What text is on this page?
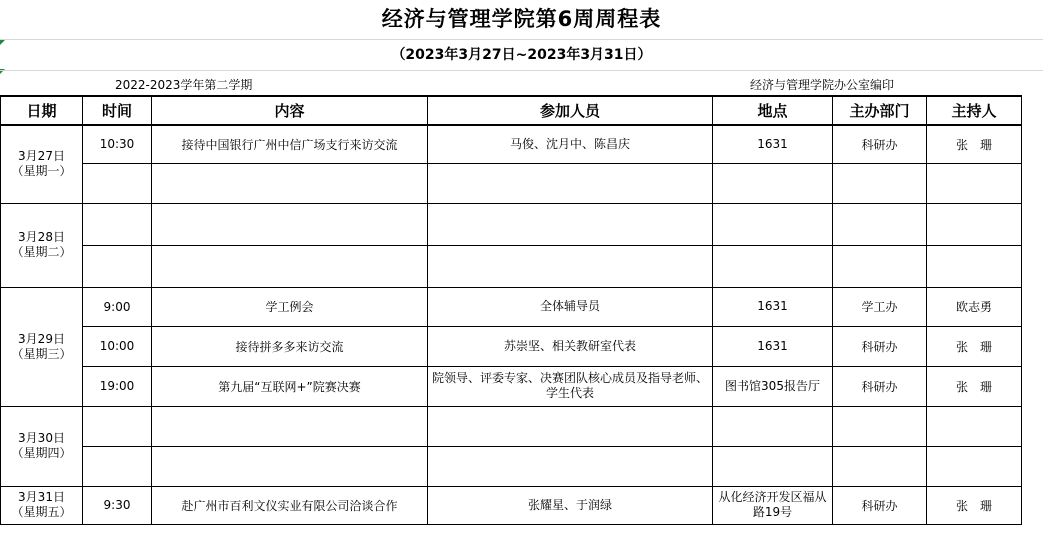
经济与管理学院第6周周程表
（2023年3月27日~2023年3月31日）
2022-2023学年第二学期	经济与管理学院办公室编印
日期	时间	内容	参加人员	地点	主办部门	主持人

3月27日
（星期一）	10:30	接待中国银行广州中信广场支行来访交流	马俊、沈月中、陈昌庆	1631	科研办	张　珊

3月28日
（星期二）						

3月29日
（星期三）	9:00	学工例会	全体辅导员	1631	学工办	欧志勇
	10:00	接待拼多多来访交流	苏崇坚、相关教研室代表	1631	科研办	张　珊
	19:00	第九届“互联网+”院赛决赛	院领导、评委专家、决赛团队核心成员及指导老师、学生代表	图书馆305报告厅	科研办	张　珊

3月30日
（星期四）						

3月31日
（星期五）	9:30	赴广州市百利文仪实业有限公司洽谈合作	张耀星、于润绿	从化经济开发区福从路19号	科研办	张　珊
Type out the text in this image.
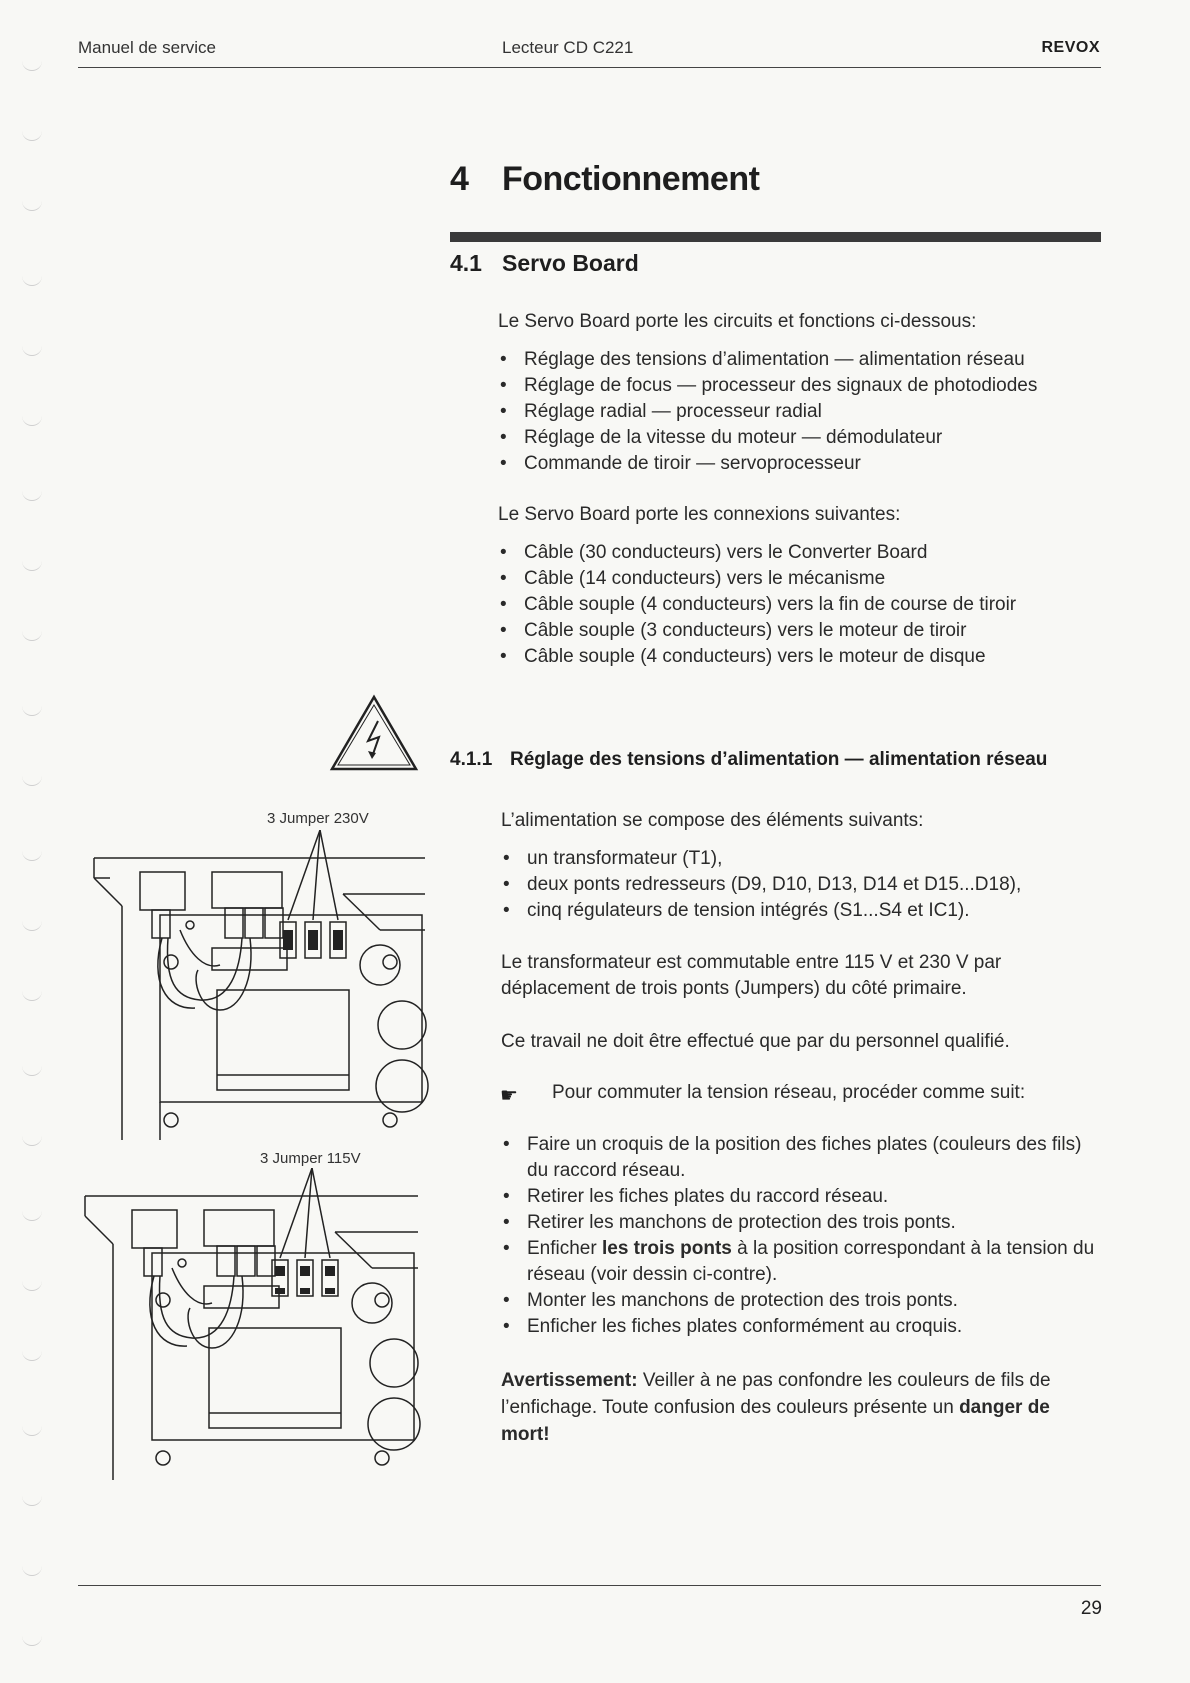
Manuel de service	Lecteur CD C221	REVOX
4 Fonctionnement
4.1 Servo Board
Le Servo Board porte les circuits et fonctions ci-dessous:
• Réglage des tensions d’alimentation — alimentation réseau
• Réglage de focus — processeur des signaux de photodiodes
• Réglage radial — processeur radial
• Réglage de la vitesse du moteur — démodulateur
• Commande de tiroir — servoprocesseur
Le Servo Board porte les connexions suivantes:
• Câble (30 conducteurs) vers le Converter Board
• Câble (14 conducteurs) vers le mécanisme
• Câble souple (4 conducteurs) vers la fin de course de tiroir
• Câble souple (3 conducteurs) vers le moteur de tiroir
• Câble souple (4 conducteurs) vers le moteur de disque
4.1.1 Réglage des tensions d’alimentation — alimentation réseau
L’alimentation se compose des éléments suivants:
• un transformateur (T1),
• deux ponts redresseurs (D9, D10, D13, D14 et D15...D18),
• cinq régulateurs de tension intégrés (S1...S4 et IC1).
Le transformateur est commutable entre 115 V et 230 V par déplacement de trois ponts (Jumpers) du côté primaire.
Ce travail ne doit être effectué que par du personnel qualifié.
☛ Pour commuter la tension réseau, procéder comme suit:
• Faire un croquis de la position des fiches plates (couleurs des fils) du raccord réseau.
• Retirer les fiches plates du raccord réseau.
• Retirer les manchons de protection des trois ponts.
• Enficher les trois ponts à la position correspondant à la tension du réseau (voir dessin ci-contre).
• Monter les manchons de protection des trois ponts.
• Enficher les fiches plates conformément au croquis.
Avertissement: Veiller à ne pas confondre les couleurs de fils de l’enfichage. Toute confusion des couleurs présente un danger de mort!
3 Jumper 230V
3 Jumper 115V
29
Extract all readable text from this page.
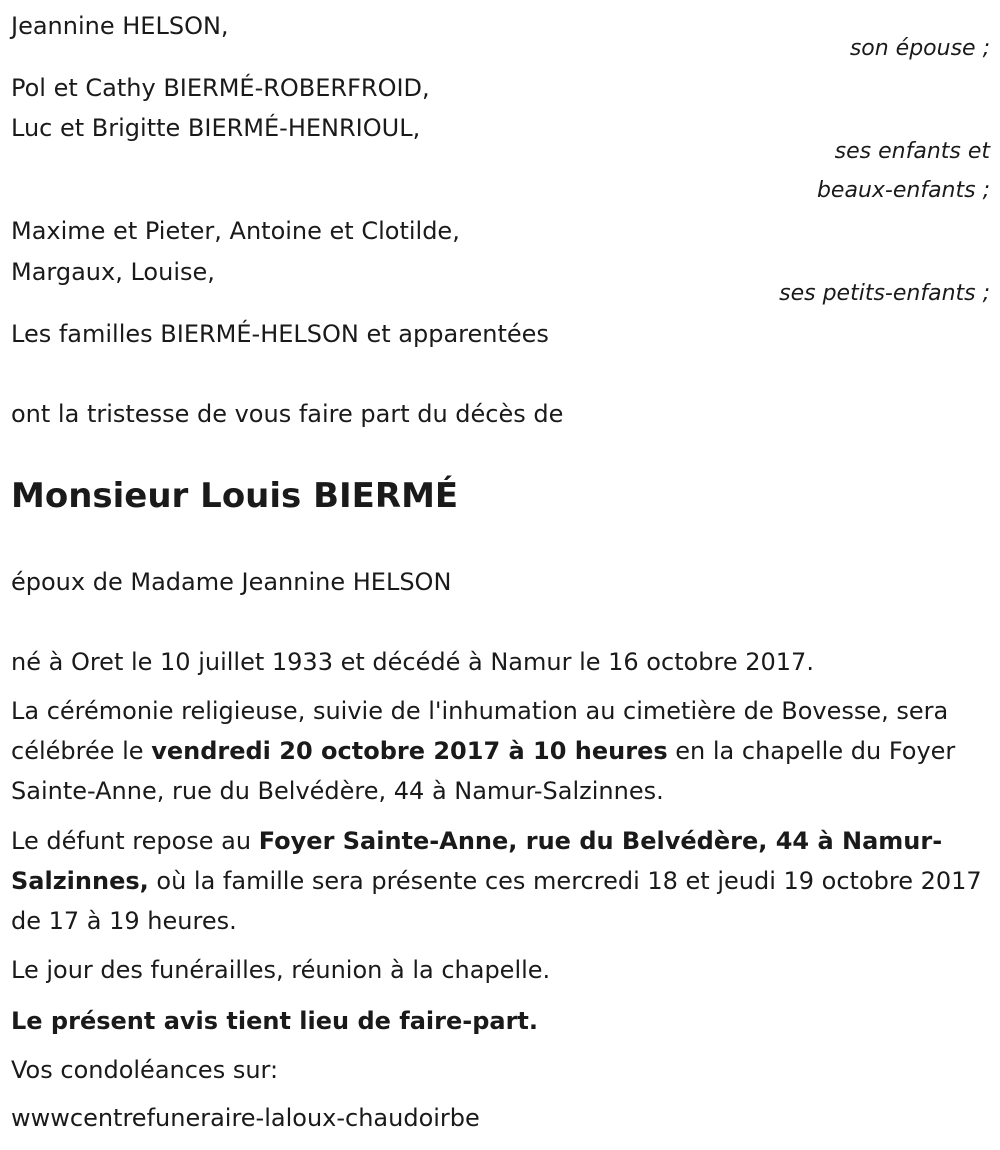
Jeannine HELSON,

son épouse ;

Pol et Cathy BIERMÉ-ROBERFROID,

Luc et Brigitte BIERMÉ-HENRIOUL,

ses enfants et

beaux-enfants ;

Maxime et Pieter, Antoine et Clotilde,

Margaux, Louise,

ses petits-enfants ;

Les familles BIERMÉ-HELSON et apparentées

ont la tristesse de vous faire part du décès de

Monsieur Louis BIERMÉ

époux de Madame Jeannine HELSON

né à Oret le 10 juillet 1933 et décédé à Namur le 16 octobre 2017.

La cérémonie religieuse, suivie de l'inhumation au cimetière de Bovesse, sera célébrée le vendredi 20 octobre 2017 à 10 heures en la chapelle du Foyer Sainte-Anne, rue du Belvédère, 44 à Namur-Salzinnes.

Le défunt repose au Foyer Sainte-Anne, rue du Belvédère, 44 à Namur-Salzinnes, où la famille sera présente ces mercredi 18 et jeudi 19 octobre 2017 de 17 à 19 heures.

Le jour des funérailles, réunion à la chapelle.

Le présent avis tient lieu de faire-part.

Vos condoléances sur:

wwwcentrefuneraire-laloux-chaudoirbe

**Task to complete**
Pull out every line of the entries that includes the word "plates".

**Task result**
• Faire un croquis de la position des fiches plates (couleurs des fils) du raccord réseau.
• Retirer les fiches plates du raccord réseau.
• Enficher les fiches plates conformément au croquis.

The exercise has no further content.